## [PROBLEM TO WORK ON]
Pictures do not belong in the copy; transcribe everything else in the records exactly.

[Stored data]
......
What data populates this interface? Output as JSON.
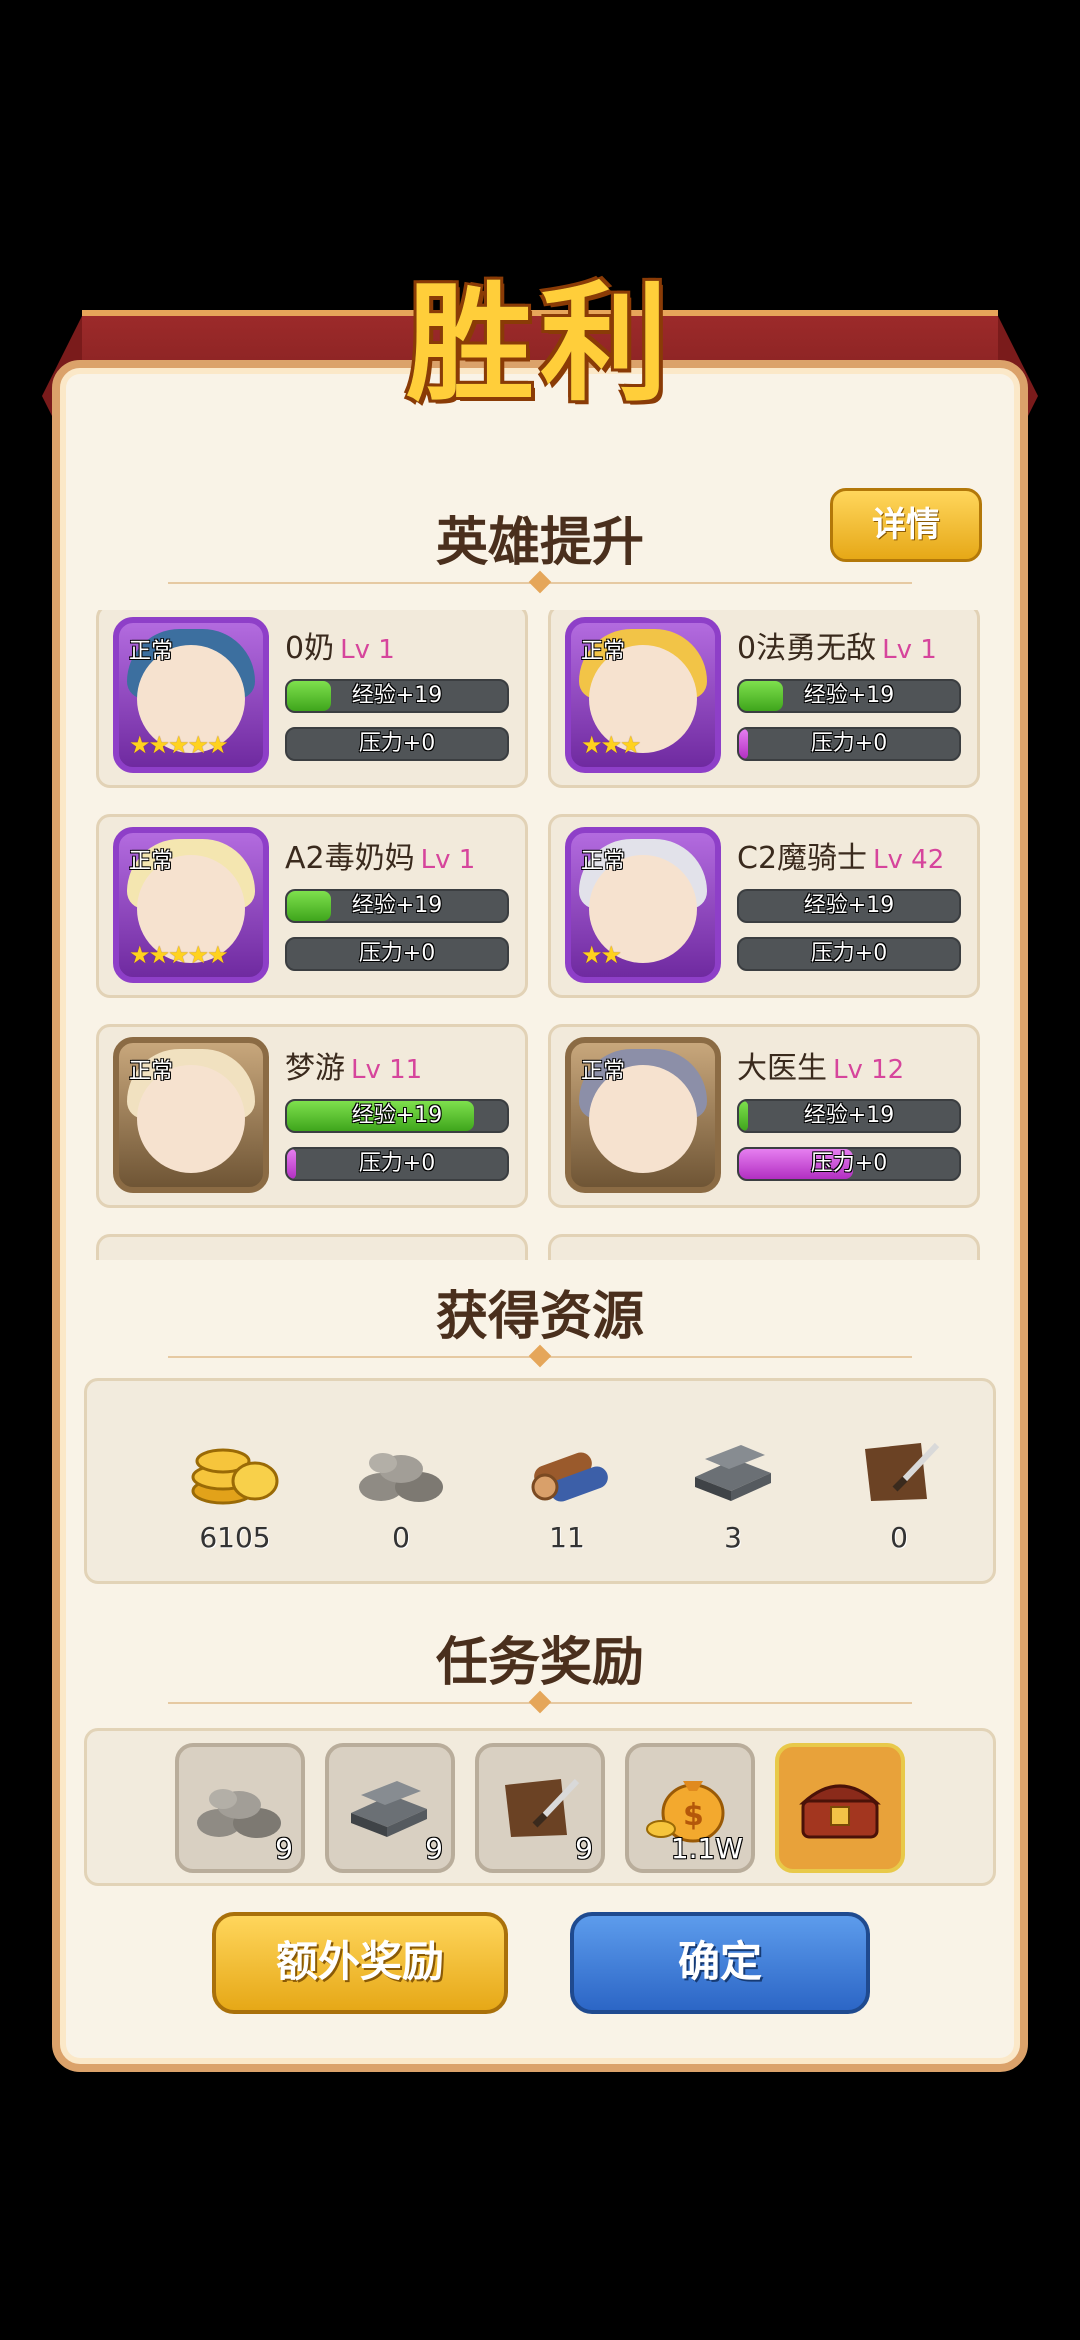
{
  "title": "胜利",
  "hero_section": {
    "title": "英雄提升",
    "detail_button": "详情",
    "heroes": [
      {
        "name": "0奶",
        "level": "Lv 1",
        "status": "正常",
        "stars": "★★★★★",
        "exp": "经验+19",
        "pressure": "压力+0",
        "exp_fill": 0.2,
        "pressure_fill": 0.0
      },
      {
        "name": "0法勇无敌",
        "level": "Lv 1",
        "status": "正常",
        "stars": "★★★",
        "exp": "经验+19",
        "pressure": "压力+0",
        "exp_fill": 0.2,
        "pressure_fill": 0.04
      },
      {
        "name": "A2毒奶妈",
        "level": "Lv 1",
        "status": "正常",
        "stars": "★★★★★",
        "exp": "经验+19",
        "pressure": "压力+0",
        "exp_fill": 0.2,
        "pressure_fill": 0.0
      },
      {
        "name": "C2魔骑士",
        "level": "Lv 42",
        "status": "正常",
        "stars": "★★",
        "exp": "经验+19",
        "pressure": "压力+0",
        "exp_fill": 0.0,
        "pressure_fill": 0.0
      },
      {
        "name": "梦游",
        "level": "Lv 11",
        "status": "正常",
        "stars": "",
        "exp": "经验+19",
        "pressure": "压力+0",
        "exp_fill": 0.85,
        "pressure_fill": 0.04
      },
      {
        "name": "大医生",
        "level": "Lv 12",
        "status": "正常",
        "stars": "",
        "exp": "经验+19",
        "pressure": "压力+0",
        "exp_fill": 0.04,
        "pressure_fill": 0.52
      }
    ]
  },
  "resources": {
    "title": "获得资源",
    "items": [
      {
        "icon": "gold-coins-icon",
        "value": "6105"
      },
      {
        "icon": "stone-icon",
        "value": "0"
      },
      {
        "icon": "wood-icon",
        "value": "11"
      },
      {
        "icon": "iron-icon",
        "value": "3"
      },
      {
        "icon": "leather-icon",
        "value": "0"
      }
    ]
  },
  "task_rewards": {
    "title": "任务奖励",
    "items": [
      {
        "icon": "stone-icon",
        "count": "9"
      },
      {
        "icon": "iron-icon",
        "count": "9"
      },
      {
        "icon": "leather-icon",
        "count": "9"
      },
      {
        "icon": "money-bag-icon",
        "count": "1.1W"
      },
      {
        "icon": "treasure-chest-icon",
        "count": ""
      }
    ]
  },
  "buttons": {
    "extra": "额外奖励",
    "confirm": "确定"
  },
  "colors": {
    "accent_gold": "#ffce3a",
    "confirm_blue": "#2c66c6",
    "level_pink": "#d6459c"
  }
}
......
## [RESPONSE TO THIS EXERCISE]
What data populates this interface? Output as JSON.
{
  "title": "胜利",
  "hero_section": {
    "title": "英雄提升",
    "detail_button": "详情",
    "heroes": [
      {
        "name": "0奶",
        "level": "Lv 1",
        "status": "正常",
        "stars": "★★★★★",
        "exp": "经验+19",
        "pressure": "压力+0",
        "exp_fill": 0.2,
        "pressure_fill": 0.0
      },
      {
        "name": "0法勇无敌",
        "level": "Lv 1",
        "status": "正常",
        "stars": "★★★",
        "exp": "经验+19",
        "pressure": "压力+0",
        "exp_fill": 0.2,
        "pressure_fill": 0.04
      },
      {
        "name": "A2毒奶妈",
        "level": "Lv 1",
        "status": "正常",
        "stars": "★★★★★",
        "exp": "经验+19",
        "pressure": "压力+0",
        "exp_fill": 0.2,
        "pressure_fill": 0.0
      },
      {
        "name": "C2魔骑士",
        "level": "Lv 42",
        "status": "正常",
        "stars": "★★",
        "exp": "经验+19",
        "pressure": "压力+0",
        "exp_fill": 0.0,
        "pressure_fill": 0.0
      },
      {
        "name": "梦游",
        "level": "Lv 11",
        "status": "正常",
        "stars": "",
        "exp": "经验+19",
        "pressure": "压力+0",
        "exp_fill": 0.85,
        "pressure_fill": 0.04
      },
      {
        "name": "大医生",
        "level": "Lv 12",
        "status": "正常",
        "stars": "",
        "exp": "经验+19",
        "pressure": "压力+0",
        "exp_fill": 0.04,
        "pressure_fill": 0.52
      }
    ]
  },
  "resources": {
    "title": "获得资源",
    "items": [
      {
        "icon": "gold-coins-icon",
        "value": "6105"
      },
      {
        "icon": "stone-icon",
        "value": "0"
      },
      {
        "icon": "wood-icon",
        "value": "11"
      },
      {
        "icon": "iron-icon",
        "value": "3"
      },
      {
        "icon": "leather-icon",
        "value": "0"
      }
    ]
  },
  "task_rewards": {
    "title": "任务奖励",
    "items": [
      {
        "icon": "stone-icon",
        "count": "9"
      },
      {
        "icon": "iron-icon",
        "count": "9"
      },
      {
        "icon": "leather-icon",
        "count": "9"
      },
      {
        "icon": "money-bag-icon",
        "count": "1.1W"
      },
      {
        "icon": "treasure-chest-icon",
        "count": ""
      }
    ]
  },
  "buttons": {
    "extra": "额外奖励",
    "confirm": "确定"
  },
  "colors": {
    "accent_gold": "#ffce3a",
    "confirm_blue": "#2c66c6",
    "level_pink": "#d6459c"
  }
}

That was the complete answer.